(What is asked)
Restate the data below word for word. Skip any images it contains.

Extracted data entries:
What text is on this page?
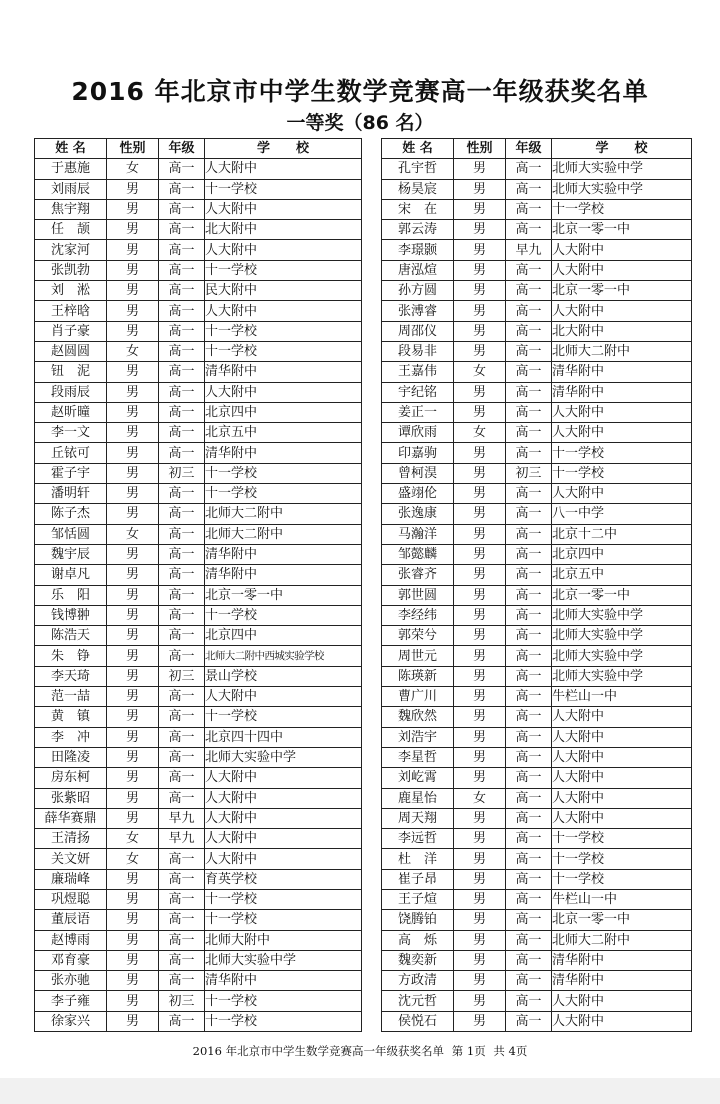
2016 年北京市中学生数学竞赛高一年级获奖名单
一等奖（86 名）
姓 名	性别	年级	学　　校
于惠施	女	高一	人大附中
刘雨辰	男	高一	十一学校
焦宇翔	男	高一	人大附中
任　颉	男	高一	北大附中
沈家河	男	高一	人大附中
张凯勃	男	高一	十一学校
刘　淞	男	高一	民大附中
王梓晗	男	高一	人大附中
肖子豪	男	高一	十一学校
赵圆圆	女	高一	十一学校
钮　泥	男	高一	清华附中
段雨辰	男	高一	人大附中
赵昕曈	男	高一	北京四中
李一文	男	高一	北京五中
丘铱可	男	高一	清华附中
霍子宇	男	初三	十一学校
潘明轩	男	高一	十一学校
陈子杰	男	高一	北师大二附中
邹恬圆	女	高一	北师大二附中
魏宇辰	男	高一	清华附中
谢卓凡	男	高一	清华附中
乐　阳	男	高一	北京一零一中
钱博翀	男	高一	十一学校
陈浩天	男	高一	北京四中
朱　铮	男	高一	北师大二附中西城实验学校
李天琦	男	初三	景山学校
范一喆	男	高一	人大附中
黄　镇	男	高一	十一学校
李　冲	男	高一	北京四十四中
田隆凌	男	高一	北师大实验中学
房东柯	男	高一	人大附中
张紫昭	男	高一	人大附中
薛华赛鼎	男	早九	人大附中
王清扬	女	早九	人大附中
关文妍	女	高一	人大附中
廉瑞峰	男	高一	育英学校
巩煜聪	男	高一	十一学校
董辰语	男	高一	十一学校
赵博雨	男	高一	北师大附中
邓育豪	男	高一	北师大实验中学
张亦驰	男	高一	清华附中
李子雍	男	初三	十一学校
徐家兴	男	高一	十一学校
姓 名	性别	年级	学　　校
孔宇哲	男	高一	北师大实验中学
杨昊宸	男	高一	北师大实验中学
宋　在	男	高一	十一学校
郭云涛	男	高一	北京一零一中
李璟颢	男	早九	人大附中
唐泓煊	男	高一	人大附中
孙方圆	男	高一	北京一零一中
张溥睿	男	高一	人大附中
周邵仪	男	高一	北大附中
段易非	男	高一	北师大二附中
王嘉伟	女	高一	清华附中
宇纪铭	男	高一	清华附中
姜正一	男	高一	人大附中
谭欣雨	女	高一	人大附中
印嘉驹	男	高一	十一学校
曾柯淏	男	初三	十一学校
盛翊伦	男	高一	人大附中
张逸康	男	高一	八一中学
马瀚洋	男	高一	北京十二中
邹懿麟	男	高一	北京四中
张睿齐	男	高一	北京五中
郭世圆	男	高一	北京一零一中
李经纬	男	高一	北师大实验中学
郭荣兮	男	高一	北师大实验中学
周世元	男	高一	北师大实验中学
陈瑛新	男	高一	北师大实验中学
曹广川	男	高一	牛栏山一中
魏欣然	男	高一	人大附中
刘浩宇	男	高一	人大附中
李星哲	男	高一	人大附中
刘屹霄	男	高一	人大附中
鹿星怡	女	高一	人大附中
周天翔	男	高一	人大附中
李远哲	男	高一	十一学校
杜　洋	男	高一	十一学校
崔子昂	男	高一	十一学校
王子煊	男	高一	牛栏山一中
饶腾铂	男	高一	北京一零一中
高　烁	男	高一	北师大二附中
魏奕新	男	高一	清华附中
方政清	男	高一	清华附中
沈元哲	男	高一	人大附中
侯悦石	男	高一	人大附中
2016 年北京市中学生数学竞赛高一年级获奖名单 第 1页 共 4页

(Solved problem)
What text is on this page?
2016 年北京市中学生数学竞赛高一年级获奖名单
一等奖（86 名）
姓 名	性别	年级	学　　校
于惠施	女	高一	人大附中
刘雨辰	男	高一	十一学校
焦宇翔	男	高一	人大附中
任　颉	男	高一	北大附中
沈家河	男	高一	人大附中
张凯勃	男	高一	十一学校
刘　淞	男	高一	民大附中
王梓晗	男	高一	人大附中
肖子豪	男	高一	十一学校
赵圆圆	女	高一	十一学校
钮　泥	男	高一	清华附中
段雨辰	男	高一	人大附中
赵昕曈	男	高一	北京四中
李一文	男	高一	北京五中
丘铱可	男	高一	清华附中
霍子宇	男	初三	十一学校
潘明轩	男	高一	十一学校
陈子杰	男	高一	北师大二附中
邹恬圆	女	高一	北师大二附中
魏宇辰	男	高一	清华附中
谢卓凡	男	高一	清华附中
乐　阳	男	高一	北京一零一中
钱博翀	男	高一	十一学校
陈浩天	男	高一	北京四中
朱　铮	男	高一	北师大二附中西城实验学校
李天琦	男	初三	景山学校
范一喆	男	高一	人大附中
黄　镇	男	高一	十一学校
李　冲	男	高一	北京四十四中
田隆凌	男	高一	北师大实验中学
房东柯	男	高一	人大附中
张紫昭	男	高一	人大附中
薛华赛鼎	男	早九	人大附中
王清扬	女	早九	人大附中
关文妍	女	高一	人大附中
廉瑞峰	男	高一	育英学校
巩煜聪	男	高一	十一学校
董辰语	男	高一	十一学校
赵博雨	男	高一	北师大附中
邓育豪	男	高一	北师大实验中学
张亦驰	男	高一	清华附中
李子雍	男	初三	十一学校
徐家兴	男	高一	十一学校
姓 名	性别	年级	学　　校
孔宇哲	男	高一	北师大实验中学
杨昊宸	男	高一	北师大实验中学
宋　在	男	高一	十一学校
郭云涛	男	高一	北京一零一中
李璟颢	男	早九	人大附中
唐泓煊	男	高一	人大附中
孙方圆	男	高一	北京一零一中
张溥睿	男	高一	人大附中
周邵仪	男	高一	北大附中
段易非	男	高一	北师大二附中
王嘉伟	女	高一	清华附中
宇纪铭	男	高一	清华附中
姜正一	男	高一	人大附中
谭欣雨	女	高一	人大附中
印嘉驹	男	高一	十一学校
曾柯淏	男	初三	十一学校
盛翊伦	男	高一	人大附中
张逸康	男	高一	八一中学
马瀚洋	男	高一	北京十二中
邹懿麟	男	高一	北京四中
张睿齐	男	高一	北京五中
郭世圆	男	高一	北京一零一中
李经纬	男	高一	北师大实验中学
郭荣兮	男	高一	北师大实验中学
周世元	男	高一	北师大实验中学
陈瑛新	男	高一	北师大实验中学
曹广川	男	高一	牛栏山一中
魏欣然	男	高一	人大附中
刘浩宇	男	高一	人大附中
李星哲	男	高一	人大附中
刘屹霄	男	高一	人大附中
鹿星怡	女	高一	人大附中
周天翔	男	高一	人大附中
李远哲	男	高一	十一学校
杜　洋	男	高一	十一学校
崔子昂	男	高一	十一学校
王子煊	男	高一	牛栏山一中
饶腾铂	男	高一	北京一零一中
高　烁	男	高一	北师大二附中
魏奕新	男	高一	清华附中
方政清	男	高一	清华附中
沈元哲	男	高一	人大附中
侯悦石	男	高一	人大附中
2016 年北京市中学生数学竞赛高一年级获奖名单 第 1页 共 4页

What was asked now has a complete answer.